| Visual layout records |
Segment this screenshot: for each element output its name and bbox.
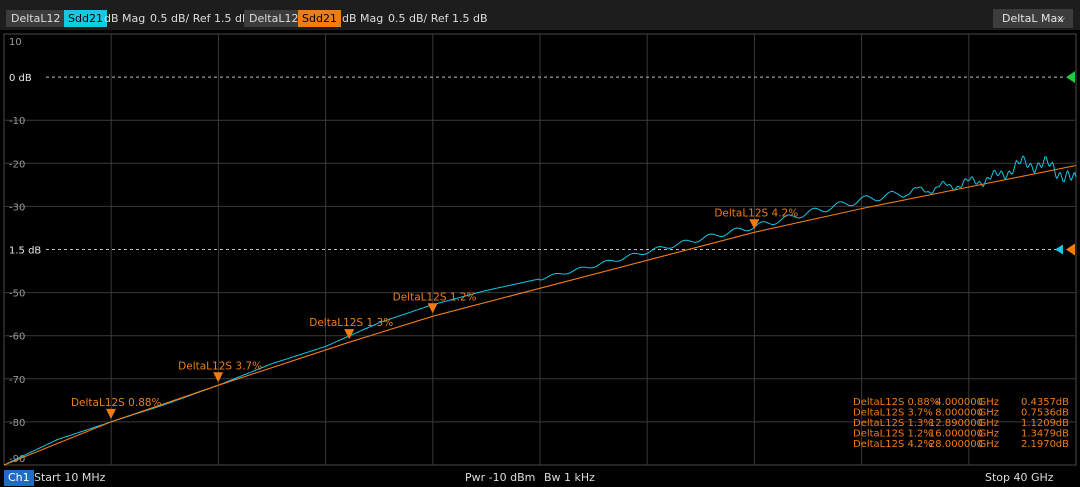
deltal-dropdown[interactable]: DeltaL Max ⌵ [993, 9, 1073, 28]
marker-label: DeltaL12S 4.2% [714, 207, 798, 219]
marker-table-cell: DeltaL12S 4.2% [853, 439, 933, 450]
chevron-down-icon: ⌵ [1056, 12, 1065, 25]
marker-table-cell: GHz [978, 429, 999, 440]
trace2-param[interactable]: Sdd21 [298, 10, 341, 27]
trace2-scale[interactable]: 0.5 dB/ Ref 1.5 dB [388, 10, 488, 27]
marker-table-cell: 8.000000 [935, 408, 983, 419]
y-tick-label: 10 [9, 37, 22, 48]
marker-label: DeltaL12S 0.88% [71, 397, 162, 409]
marker-label: DeltaL12S 1.2% [393, 291, 477, 303]
y-tick-label: -70 [9, 375, 25, 386]
start-frequency[interactable]: Start 10 MHz [34, 471, 105, 485]
y-tick-label: -60 [9, 332, 25, 343]
status-bar: Ch1 Start 10 MHz Pwr -10 dBm Bw 1 kHz St… [0, 469, 1080, 487]
channel-badge[interactable]: Ch1 [4, 470, 34, 486]
marker-triangle-icon[interactable] [427, 303, 438, 314]
marker-table-cell: 2.1970 [1021, 439, 1056, 450]
y-tick-label: -10 [9, 116, 25, 127]
marker-table-cell: GHz [978, 418, 999, 429]
if-bandwidth[interactable]: Bw 1 kHz [544, 471, 595, 485]
marker-table-cell: DeltaL12S 1.3% [853, 418, 933, 429]
trace2-format[interactable]: dB Mag [342, 10, 383, 27]
marker-table-cell: dB [1056, 397, 1069, 408]
reference-marker-green-icon[interactable] [1066, 71, 1075, 84]
marker-table-cell: 28.000000 [929, 439, 983, 450]
marker-label: DeltaL12S 3.7% [178, 360, 262, 372]
trace1-format[interactable]: dB Mag [104, 10, 145, 27]
reference-marker-cyan-icon[interactable] [1055, 244, 1063, 255]
marker-table-cell: 4.000000 [935, 397, 983, 408]
marker-table-cell: DeltaL12S 0.88% [853, 397, 939, 408]
marker-table-cell: GHz [978, 397, 999, 408]
marker-table-cell: dB [1056, 408, 1069, 419]
y-tick-label: -30 [9, 202, 25, 213]
marker-triangle-icon[interactable] [213, 372, 224, 383]
marker-label: DeltaL12S 1.3% [309, 317, 393, 329]
marker-triangle-icon[interactable] [105, 408, 116, 419]
y-tick-label: 1.5 dB [9, 246, 41, 257]
y-tick-label: -80 [9, 418, 25, 429]
marker-table-cell: 0.7536 [1021, 408, 1056, 419]
reference-marker-orange-icon[interactable] [1066, 243, 1075, 256]
marker-table-cell: 1.3479 [1021, 429, 1056, 440]
y-tick-label: 0 dB [9, 73, 32, 84]
marker-table-cell: DeltaL12S 1.2% [853, 429, 933, 440]
y-tick-label: -50 [9, 289, 25, 300]
marker-table-cell: 1.1209 [1021, 418, 1056, 429]
marker-table-cell: DeltaL12S 3.7% [853, 408, 933, 419]
trace1-scale[interactable]: 0.5 dB/ Ref 1.5 dB [150, 10, 250, 27]
dropdown-label: DeltaL Max [1002, 12, 1064, 25]
marker-table-cell: dB [1056, 439, 1069, 450]
y-tick-label: -20 [9, 159, 25, 170]
marker-table-cell: 16.000000 [929, 429, 983, 440]
marker-table-cell: 0.4357 [1021, 397, 1056, 408]
marker-table-cell: GHz [978, 439, 999, 450]
source-power[interactable]: Pwr -10 dBm [465, 471, 535, 485]
trace-header-bar: DeltaL12 Sdd21 dB Mag 0.5 dB/ Ref 1.5 dB… [0, 0, 1080, 30]
trace1-name[interactable]: DeltaL12 [6, 10, 66, 27]
marker-table-cell: 12.890000 [929, 418, 983, 429]
marker-table-cell: dB [1056, 429, 1069, 440]
marker-table-cell: GHz [978, 408, 999, 419]
plot-area[interactable]: 100 dB-10-20-301.5 dB-50-60-70-80-90Delt… [0, 30, 1080, 469]
stop-frequency[interactable]: Stop 40 GHz [985, 471, 1054, 485]
trace1-param[interactable]: Sdd21 [64, 10, 107, 27]
marker-table-cell: dB [1056, 418, 1069, 429]
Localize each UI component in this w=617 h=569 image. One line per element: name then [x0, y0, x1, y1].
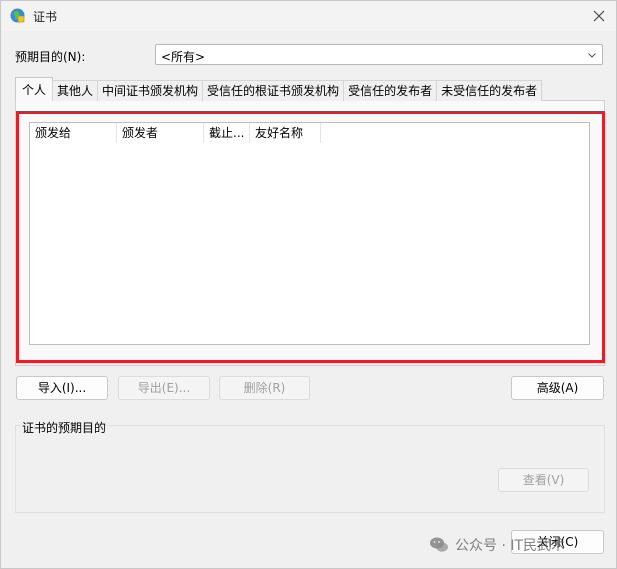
- view-button[interactable]: 查看(V): [498, 468, 589, 492]
- tab-intermediate-ca[interactable]: 中间证书颁发机构: [97, 80, 204, 101]
- tab-trusted-root-ca[interactable]: 受信任的根证书颁发机构: [202, 80, 345, 101]
- purpose-selected-value: <所有>: [161, 50, 206, 64]
- chevron-down-icon: [586, 49, 598, 61]
- title-bar[interactable]: 证书: [1, 1, 616, 31]
- certificate-app-icon: [9, 7, 26, 24]
- watermark-text: 公众号 · IT民武术: [455, 538, 566, 554]
- remove-button[interactable]: 删除(R): [219, 376, 310, 400]
- advanced-button[interactable]: 高级(A): [511, 376, 604, 400]
- certificate-store-tabs: 个人 其他人 中间证书颁发机构 受信任的根证书颁发机构 受信任的发布者 未受信任…: [15, 77, 543, 101]
- export-button[interactable]: 导出(E)...: [118, 376, 210, 400]
- certificate-list[interactable]: 颁发给 颁发者 截止... 友好名称: [29, 122, 590, 345]
- column-expiration[interactable]: 截止...: [204, 123, 250, 143]
- wechat-icon: [429, 536, 449, 554]
- tab-other-people[interactable]: 其他人: [52, 80, 99, 101]
- column-friendly-name[interactable]: 友好名称: [250, 123, 321, 143]
- column-issued-by[interactable]: 颁发者: [117, 123, 204, 143]
- watermark: 公众号 · IT民武术: [429, 535, 565, 555]
- import-button[interactable]: 导入(I)...: [16, 376, 108, 400]
- intended-purposes-title: 证书的预期目的: [21, 419, 108, 436]
- tab-untrusted-publishers[interactable]: 未受信任的发布者: [436, 80, 543, 101]
- tab-trusted-publishers[interactable]: 受信任的发布者: [343, 80, 438, 101]
- list-header: 颁发给 颁发者 截止... 友好名称: [30, 123, 321, 143]
- window-title: 证书: [33, 10, 58, 24]
- certificates-dialog: 证书 预期目的(N): <所有> 个人 其他人 中间证书颁发机构 受信任的根证书…: [0, 0, 617, 569]
- close-icon[interactable]: [588, 5, 610, 27]
- purpose-dropdown[interactable]: <所有>: [155, 44, 603, 65]
- column-issued-to[interactable]: 颁发给: [30, 123, 117, 143]
- tab-personal[interactable]: 个人: [15, 77, 54, 101]
- purpose-label: 预期目的(N):: [15, 50, 86, 64]
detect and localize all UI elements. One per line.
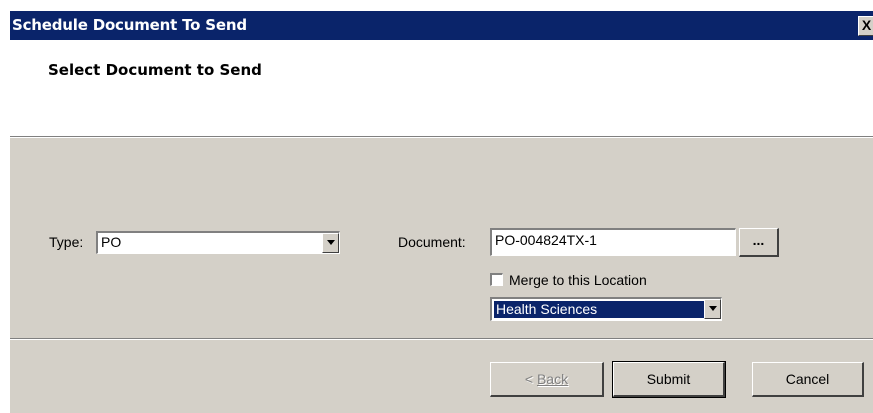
- browse-label: ...: [752, 232, 765, 248]
- back-arrow-icon: <: [524, 371, 537, 387]
- cancel-button[interactable]: Cancel: [752, 362, 864, 397]
- footer-divider: [10, 338, 873, 340]
- merge-label: Merge to this Location: [509, 272, 647, 288]
- merge-checkbox[interactable]: [490, 273, 503, 286]
- type-label: Type:: [49, 234, 84, 250]
- close-button[interactable]: X: [858, 16, 873, 36]
- document-label: Document:: [398, 234, 466, 250]
- document-value: PO-004824TX-1: [495, 232, 597, 248]
- content-panel: [10, 138, 873, 413]
- location-value: Health Sciences: [496, 301, 598, 317]
- chevron-down-icon[interactable]: [322, 233, 339, 253]
- submit-button[interactable]: Submit: [612, 361, 726, 398]
- browse-button[interactable]: ...: [739, 228, 779, 257]
- location-selected-value: Health Sciences: [493, 300, 705, 319]
- back-button-label: Back: [536, 371, 569, 387]
- chevron-down-icon[interactable]: [704, 299, 721, 319]
- header-panel: Select Document to Send: [10, 40, 873, 136]
- location-select[interactable]: Health Sciences: [490, 297, 722, 321]
- type-value: PO: [101, 234, 122, 250]
- submit-button-label: Submit: [646, 371, 691, 387]
- title-bar: Schedule Document To Send X: [10, 11, 873, 40]
- document-input[interactable]: PO-004824TX-1: [490, 228, 736, 256]
- window-title: Schedule Document To Send: [12, 16, 247, 34]
- page-title: Select Document to Send: [48, 61, 262, 79]
- close-icon: X: [861, 17, 872, 33]
- cancel-button-label: Cancel: [785, 371, 830, 387]
- type-select[interactable]: PO: [96, 231, 340, 254]
- back-button[interactable]: < Back: [490, 362, 604, 397]
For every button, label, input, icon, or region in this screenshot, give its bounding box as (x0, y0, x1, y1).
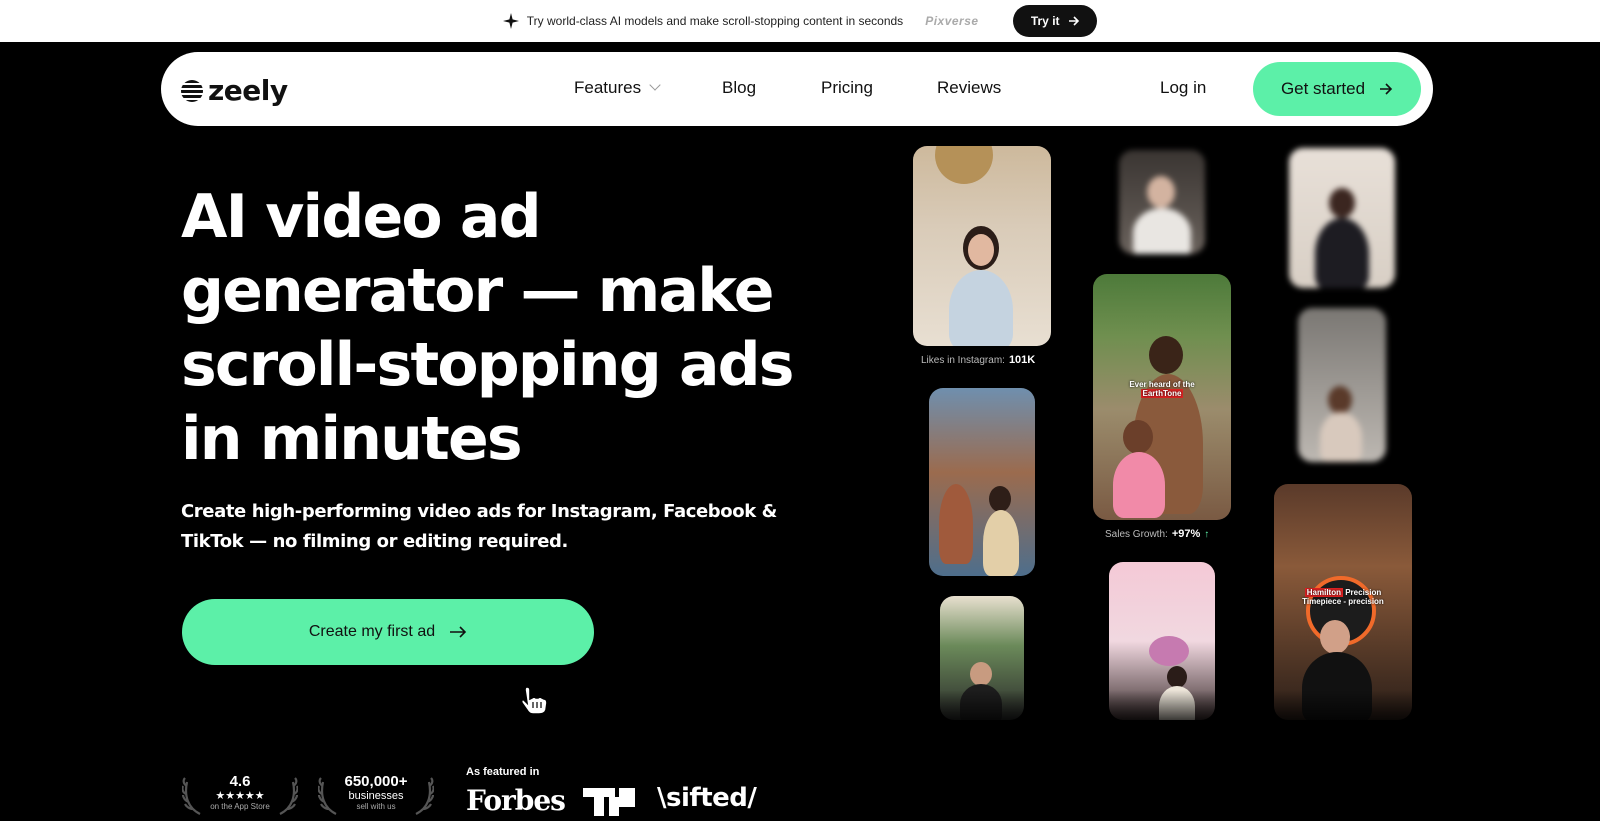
instagram-likes-stat: Likes in Instagram: 101K (921, 354, 1036, 366)
try-it-button[interactable]: Try it (1013, 5, 1098, 37)
person-body (1315, 218, 1369, 288)
sparkle-icon (502, 13, 519, 29)
person-face (970, 662, 992, 686)
get-started-button[interactable]: Get started (1253, 62, 1421, 116)
logo-wordmark: zeely (208, 74, 288, 107)
get-started-label: Get started (1280, 79, 1366, 98)
nav-reviews[interactable]: Reviews (937, 78, 1001, 98)
create-first-ad-label: Create my first ad (308, 623, 436, 640)
person-body (983, 510, 1019, 576)
person-hair (1328, 386, 1352, 414)
create-first-ad-button[interactable]: Create my first ad (182, 599, 594, 665)
presenter-face (1123, 420, 1153, 454)
hand-cursor-icon (520, 686, 548, 715)
video-tile-1[interactable] (913, 146, 1051, 346)
tiles-fade (900, 690, 1420, 730)
login-link[interactable]: Log in (1160, 78, 1206, 98)
hero-subtitle: Create high-performing video ads for Ins… (181, 501, 777, 552)
arrow-right-icon (1380, 83, 1393, 95)
nav-features-label: Features (574, 78, 642, 97)
businesses-badge: 650,000+ businesses sell with us (318, 770, 434, 818)
techcrunch-logo: TC (583, 788, 635, 816)
sifted-logo: \sifted/ (657, 783, 757, 813)
product-jar (935, 146, 993, 184)
logo[interactable]: zeely (181, 74, 288, 107)
person-body (949, 270, 1013, 346)
presenter-body (1113, 452, 1165, 518)
sales-growth-stat: Sales Growth: +97% ↑ (1105, 528, 1210, 540)
forbes-logo: Forbes (466, 784, 566, 817)
arrow-right-icon (1068, 16, 1079, 26)
video-tile-6[interactable] (929, 388, 1035, 576)
person-hair (989, 486, 1011, 512)
laurel-icon (182, 777, 201, 815)
product (1149, 636, 1189, 666)
video-tile-4[interactable]: Ever heard of the EarthTone (1093, 274, 1231, 520)
nav-features[interactable]: Features (574, 78, 661, 98)
chevron-down-icon (649, 79, 661, 91)
laurel-icon (279, 777, 298, 815)
bystander (939, 484, 973, 564)
video-tile-2[interactable] (1119, 150, 1205, 254)
nav-blog[interactable]: Blog (722, 78, 756, 98)
promo-text: Try world-class AI models and make scrol… (526, 14, 904, 28)
try-it-label: Try it (1030, 14, 1060, 28)
app-store-rating-badge: 4.6 ★★★★★ on the App Store (182, 770, 298, 818)
person-hair (1149, 336, 1183, 374)
featured-label: As featured in (466, 766, 540, 778)
hero-title: AI video ad generator — make scroll-stop… (181, 182, 795, 474)
nav-pricing[interactable]: Pricing (821, 78, 873, 98)
logo-mark-icon (181, 79, 203, 102)
person-hair (1329, 188, 1355, 218)
presenter-face (1320, 620, 1350, 654)
promo-banner: Try world-class AI models and make scrol… (0, 0, 1600, 42)
arrow-right-icon (450, 626, 467, 638)
video-tile-3[interactable] (1289, 148, 1395, 288)
partner-logo: Pixverse (925, 14, 979, 28)
person-body (1320, 412, 1362, 462)
tile-overlay-text: Ever heard of the EarthTone (1129, 380, 1195, 398)
person-face (968, 234, 994, 266)
laurel-icon (318, 777, 337, 815)
person-face (1167, 666, 1187, 688)
video-tile-9[interactable]: Hamilton Precision Timepiece - precision (1274, 484, 1412, 720)
person-body (1133, 208, 1191, 254)
tile-overlay-text: Hamilton Precision Timepiece - precision (1302, 588, 1384, 606)
video-tile-5[interactable] (1298, 308, 1386, 462)
laurel-icon (415, 777, 434, 815)
person-face (1147, 176, 1175, 208)
main-nav: zeely Features Blog Pricing Reviews Log … (161, 52, 1433, 126)
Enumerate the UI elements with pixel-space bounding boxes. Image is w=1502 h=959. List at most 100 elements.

| Problem requirements |
Update the lines running from the line with "- view-button[interactable]: 查看(V): [498, 468, 589, 492]" up to and including the line with "detect and localize": swap "close-icon" for "close-button" and keep everything else the same.

| Written solution |
- view-button[interactable]: 查看(V): [498, 468, 589, 492]
- tab-intermediate-ca[interactable]: 中间证书颁发机构: [97, 80, 204, 101]
- tab-trusted-root-ca[interactable]: 受信任的根证书颁发机构: [202, 80, 345, 101]
- purpose-selected-value: <所有>: [161, 50, 206, 64]
- chevron-down-icon: [586, 49, 598, 61]
- title-bar[interactable]: 证书: [1, 1, 616, 31]
- certificate-app-icon: [9, 7, 26, 24]
- watermark-text: 公众号 · IT民武术: [455, 538, 566, 554]
- remove-button[interactable]: 删除(R): [219, 376, 310, 400]
- advanced-button[interactable]: 高级(A): [511, 376, 604, 400]
- certificate-store-tabs: 个人 其他人 中间证书颁发机构 受信任的根证书颁发机构 受信任的发布者 未受信任…: [15, 77, 543, 101]
- export-button[interactable]: 导出(E)...: [118, 376, 210, 400]
- certificate-list[interactable]: 颁发给 颁发者 截止... 友好名称: [29, 122, 590, 345]
- column-expiration[interactable]: 截止...: [204, 123, 250, 143]
- wechat-icon: [429, 536, 449, 554]
- tab-other-people[interactable]: 其他人: [52, 80, 99, 101]
- column-friendly-name[interactable]: 友好名称: [250, 123, 321, 143]
- column-issued-by[interactable]: 颁发者: [117, 123, 204, 143]
- watermark: 公众号 · IT民武术: [429, 535, 565, 555]
- import-button[interactable]: 导入(I)...: [16, 376, 108, 400]
- intended-purposes-title: 证书的预期目的: [21, 419, 108, 436]
- tab-untrusted-publishers[interactable]: 未受信任的发布者: [436, 80, 543, 101]
- tab-trusted-publishers[interactable]: 受信任的发布者: [343, 80, 438, 101]
- list-header: 颁发给 颁发者 截止... 友好名称: [30, 123, 321, 143]
- window-title: 证书: [33, 10, 58, 24]
- certificates-dialog: 证书 预期目的(N): <所有> 个人 其他人 中间证书颁发机构 受信任的根证书…: [0, 0, 617, 569]
- close-button[interactable]: [588, 5, 610, 27]
- purpose-dropdown[interactable]: <所有>: [155, 44, 603, 65]
- column-issued-to[interactable]: 颁发给: [30, 123, 117, 143]
- tab-personal[interactable]: 个人: [15, 77, 54, 101]
- purpose-label: 预期目的(N):: [15, 50, 86, 64]
detect and localize all UI elements. One per line.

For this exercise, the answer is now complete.